• **Objective**
Using the data below, copy every line that contains the word "text".

----- Records to process -----

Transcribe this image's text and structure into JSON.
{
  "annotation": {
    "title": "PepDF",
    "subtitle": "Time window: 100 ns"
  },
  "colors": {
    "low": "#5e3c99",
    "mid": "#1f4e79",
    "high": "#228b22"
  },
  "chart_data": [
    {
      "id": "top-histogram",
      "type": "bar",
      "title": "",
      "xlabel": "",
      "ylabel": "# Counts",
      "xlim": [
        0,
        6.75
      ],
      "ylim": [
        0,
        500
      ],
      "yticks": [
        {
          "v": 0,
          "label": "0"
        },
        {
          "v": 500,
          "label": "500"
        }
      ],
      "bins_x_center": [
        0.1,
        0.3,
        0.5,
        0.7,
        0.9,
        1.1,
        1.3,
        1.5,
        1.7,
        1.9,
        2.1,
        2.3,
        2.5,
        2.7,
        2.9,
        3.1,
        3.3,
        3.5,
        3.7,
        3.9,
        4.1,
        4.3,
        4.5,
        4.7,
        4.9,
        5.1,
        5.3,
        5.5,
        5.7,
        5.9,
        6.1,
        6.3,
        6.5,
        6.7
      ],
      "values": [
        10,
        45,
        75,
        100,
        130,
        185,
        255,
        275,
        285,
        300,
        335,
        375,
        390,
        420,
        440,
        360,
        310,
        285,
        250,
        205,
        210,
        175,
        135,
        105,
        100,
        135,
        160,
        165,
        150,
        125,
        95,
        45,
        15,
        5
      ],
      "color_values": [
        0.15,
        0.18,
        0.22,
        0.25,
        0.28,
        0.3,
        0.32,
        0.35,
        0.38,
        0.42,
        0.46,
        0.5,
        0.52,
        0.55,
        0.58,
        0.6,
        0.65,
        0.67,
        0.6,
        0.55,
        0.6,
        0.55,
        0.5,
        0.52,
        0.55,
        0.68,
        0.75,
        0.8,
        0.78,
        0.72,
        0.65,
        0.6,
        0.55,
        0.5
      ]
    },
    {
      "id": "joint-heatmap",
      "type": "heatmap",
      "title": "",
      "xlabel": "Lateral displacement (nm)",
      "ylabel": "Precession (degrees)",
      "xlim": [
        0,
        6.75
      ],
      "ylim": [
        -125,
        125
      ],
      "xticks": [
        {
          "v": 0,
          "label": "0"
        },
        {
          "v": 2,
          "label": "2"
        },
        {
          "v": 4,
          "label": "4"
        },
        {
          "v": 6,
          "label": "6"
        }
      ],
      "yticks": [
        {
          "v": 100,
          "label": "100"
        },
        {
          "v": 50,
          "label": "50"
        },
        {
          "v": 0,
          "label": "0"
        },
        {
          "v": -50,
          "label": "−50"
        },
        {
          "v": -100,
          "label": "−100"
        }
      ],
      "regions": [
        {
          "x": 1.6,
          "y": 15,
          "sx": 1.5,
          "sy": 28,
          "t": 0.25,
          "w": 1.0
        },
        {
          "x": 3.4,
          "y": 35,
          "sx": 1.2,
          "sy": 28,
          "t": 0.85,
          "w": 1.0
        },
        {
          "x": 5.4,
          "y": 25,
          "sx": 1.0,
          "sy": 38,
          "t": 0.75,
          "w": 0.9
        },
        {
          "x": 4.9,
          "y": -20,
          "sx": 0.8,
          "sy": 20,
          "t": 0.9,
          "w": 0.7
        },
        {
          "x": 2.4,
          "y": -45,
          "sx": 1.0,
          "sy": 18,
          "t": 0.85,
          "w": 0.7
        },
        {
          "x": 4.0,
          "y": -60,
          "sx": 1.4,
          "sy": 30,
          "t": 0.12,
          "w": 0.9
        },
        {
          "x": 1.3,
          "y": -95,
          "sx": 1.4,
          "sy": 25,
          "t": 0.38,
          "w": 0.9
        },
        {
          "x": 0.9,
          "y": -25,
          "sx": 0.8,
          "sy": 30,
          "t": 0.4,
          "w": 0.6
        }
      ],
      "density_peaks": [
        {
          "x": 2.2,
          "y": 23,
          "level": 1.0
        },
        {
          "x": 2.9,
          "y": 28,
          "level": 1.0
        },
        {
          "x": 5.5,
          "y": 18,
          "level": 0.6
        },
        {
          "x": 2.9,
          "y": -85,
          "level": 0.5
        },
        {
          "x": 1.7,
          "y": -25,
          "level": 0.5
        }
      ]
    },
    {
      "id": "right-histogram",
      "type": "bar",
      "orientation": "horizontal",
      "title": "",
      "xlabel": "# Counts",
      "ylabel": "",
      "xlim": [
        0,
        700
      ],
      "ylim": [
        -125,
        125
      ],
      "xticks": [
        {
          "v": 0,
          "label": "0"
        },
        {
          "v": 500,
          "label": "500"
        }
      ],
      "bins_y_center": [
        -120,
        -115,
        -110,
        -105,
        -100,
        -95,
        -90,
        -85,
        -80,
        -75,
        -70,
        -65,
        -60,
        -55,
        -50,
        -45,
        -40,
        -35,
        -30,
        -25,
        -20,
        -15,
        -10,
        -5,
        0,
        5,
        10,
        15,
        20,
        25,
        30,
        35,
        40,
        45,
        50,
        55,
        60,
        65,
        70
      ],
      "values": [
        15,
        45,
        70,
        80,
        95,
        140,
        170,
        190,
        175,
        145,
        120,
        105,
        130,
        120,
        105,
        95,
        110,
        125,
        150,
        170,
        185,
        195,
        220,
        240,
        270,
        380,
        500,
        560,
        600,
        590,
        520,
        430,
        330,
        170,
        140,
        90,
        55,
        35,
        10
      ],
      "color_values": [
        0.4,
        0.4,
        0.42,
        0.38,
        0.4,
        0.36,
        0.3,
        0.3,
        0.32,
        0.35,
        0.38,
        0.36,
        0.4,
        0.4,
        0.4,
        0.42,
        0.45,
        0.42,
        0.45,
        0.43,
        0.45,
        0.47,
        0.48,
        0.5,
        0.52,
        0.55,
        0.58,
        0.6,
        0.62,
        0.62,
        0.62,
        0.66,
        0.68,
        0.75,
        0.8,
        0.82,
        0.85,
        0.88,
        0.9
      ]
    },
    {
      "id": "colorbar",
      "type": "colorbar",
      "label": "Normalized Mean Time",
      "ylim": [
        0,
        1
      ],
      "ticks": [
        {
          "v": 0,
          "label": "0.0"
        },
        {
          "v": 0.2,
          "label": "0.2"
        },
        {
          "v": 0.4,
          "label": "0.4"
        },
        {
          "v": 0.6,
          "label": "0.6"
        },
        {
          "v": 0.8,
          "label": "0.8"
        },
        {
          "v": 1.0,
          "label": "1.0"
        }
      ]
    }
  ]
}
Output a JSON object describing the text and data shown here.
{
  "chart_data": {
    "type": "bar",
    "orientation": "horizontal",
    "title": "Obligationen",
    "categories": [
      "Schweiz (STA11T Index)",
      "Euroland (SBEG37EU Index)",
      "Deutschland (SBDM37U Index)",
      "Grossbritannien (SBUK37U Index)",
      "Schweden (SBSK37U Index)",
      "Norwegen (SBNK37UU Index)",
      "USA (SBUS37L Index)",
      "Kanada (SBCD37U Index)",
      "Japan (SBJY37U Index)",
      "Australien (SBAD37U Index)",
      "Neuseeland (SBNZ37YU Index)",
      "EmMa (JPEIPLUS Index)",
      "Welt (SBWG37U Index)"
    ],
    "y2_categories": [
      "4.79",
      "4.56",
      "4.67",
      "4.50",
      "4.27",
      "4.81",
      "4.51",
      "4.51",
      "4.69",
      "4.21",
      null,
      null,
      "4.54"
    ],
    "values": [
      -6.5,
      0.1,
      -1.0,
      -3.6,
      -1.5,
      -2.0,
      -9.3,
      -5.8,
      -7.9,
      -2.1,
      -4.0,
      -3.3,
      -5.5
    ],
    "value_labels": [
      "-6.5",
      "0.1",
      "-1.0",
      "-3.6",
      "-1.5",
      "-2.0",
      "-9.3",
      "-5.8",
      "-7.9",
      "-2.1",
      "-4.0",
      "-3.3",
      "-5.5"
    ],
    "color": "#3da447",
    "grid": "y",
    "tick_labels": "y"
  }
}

-----

• **Answer to this task**
Transcribe this image's text and structure into JSON.
Output a JSON object describing the text and data shown here.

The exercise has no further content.